• [Written request] Which lines hold the word "that"? Show each of them.

Source records:

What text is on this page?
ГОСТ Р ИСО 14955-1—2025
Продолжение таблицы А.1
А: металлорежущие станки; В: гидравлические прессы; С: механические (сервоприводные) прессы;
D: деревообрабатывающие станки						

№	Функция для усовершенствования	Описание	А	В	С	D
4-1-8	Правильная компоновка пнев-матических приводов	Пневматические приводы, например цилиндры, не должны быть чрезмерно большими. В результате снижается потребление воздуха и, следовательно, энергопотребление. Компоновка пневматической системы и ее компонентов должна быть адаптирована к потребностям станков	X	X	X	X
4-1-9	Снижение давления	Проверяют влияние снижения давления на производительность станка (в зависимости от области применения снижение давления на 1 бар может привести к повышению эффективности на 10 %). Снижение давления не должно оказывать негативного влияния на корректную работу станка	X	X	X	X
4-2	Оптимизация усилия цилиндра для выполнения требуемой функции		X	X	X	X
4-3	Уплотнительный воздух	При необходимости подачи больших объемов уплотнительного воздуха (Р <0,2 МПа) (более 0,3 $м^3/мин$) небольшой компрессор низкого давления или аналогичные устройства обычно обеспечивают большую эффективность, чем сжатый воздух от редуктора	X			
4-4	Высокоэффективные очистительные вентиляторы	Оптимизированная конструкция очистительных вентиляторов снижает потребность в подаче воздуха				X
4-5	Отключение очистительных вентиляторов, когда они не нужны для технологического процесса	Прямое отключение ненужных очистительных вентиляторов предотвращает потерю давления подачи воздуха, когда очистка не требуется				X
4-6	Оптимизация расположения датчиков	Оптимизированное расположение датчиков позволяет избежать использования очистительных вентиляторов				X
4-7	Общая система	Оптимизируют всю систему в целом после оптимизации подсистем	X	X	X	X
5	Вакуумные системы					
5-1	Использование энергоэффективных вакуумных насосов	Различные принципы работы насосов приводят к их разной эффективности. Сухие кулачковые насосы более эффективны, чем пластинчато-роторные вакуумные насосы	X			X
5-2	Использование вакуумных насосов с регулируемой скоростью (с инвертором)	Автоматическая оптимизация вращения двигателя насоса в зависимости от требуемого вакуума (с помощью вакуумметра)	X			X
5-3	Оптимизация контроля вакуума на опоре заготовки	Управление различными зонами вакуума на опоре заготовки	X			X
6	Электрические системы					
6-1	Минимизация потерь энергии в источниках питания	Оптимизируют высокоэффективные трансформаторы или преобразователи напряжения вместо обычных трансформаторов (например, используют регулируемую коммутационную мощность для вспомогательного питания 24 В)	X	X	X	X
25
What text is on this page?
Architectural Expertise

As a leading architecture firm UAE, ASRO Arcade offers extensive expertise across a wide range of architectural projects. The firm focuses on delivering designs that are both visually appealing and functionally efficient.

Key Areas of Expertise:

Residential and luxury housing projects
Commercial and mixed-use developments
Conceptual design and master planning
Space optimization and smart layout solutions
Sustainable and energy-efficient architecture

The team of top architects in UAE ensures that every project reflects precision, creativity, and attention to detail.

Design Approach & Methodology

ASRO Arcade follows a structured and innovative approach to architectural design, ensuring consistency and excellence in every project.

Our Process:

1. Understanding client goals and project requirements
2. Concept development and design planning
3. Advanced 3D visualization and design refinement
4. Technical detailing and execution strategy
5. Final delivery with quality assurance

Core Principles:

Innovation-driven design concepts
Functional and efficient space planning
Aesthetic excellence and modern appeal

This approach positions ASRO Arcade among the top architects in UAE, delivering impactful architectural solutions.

• [Worked solution]
As a leading architecture firm UAE, ASRO Arcade offers extensive expertise across a wide range of architectural projects. The firm focuses on delivering designs that are both visually appealing and functionally efficient.
The team of top architects in UAE ensures that every project reflects precision, creativity, and attention to detail.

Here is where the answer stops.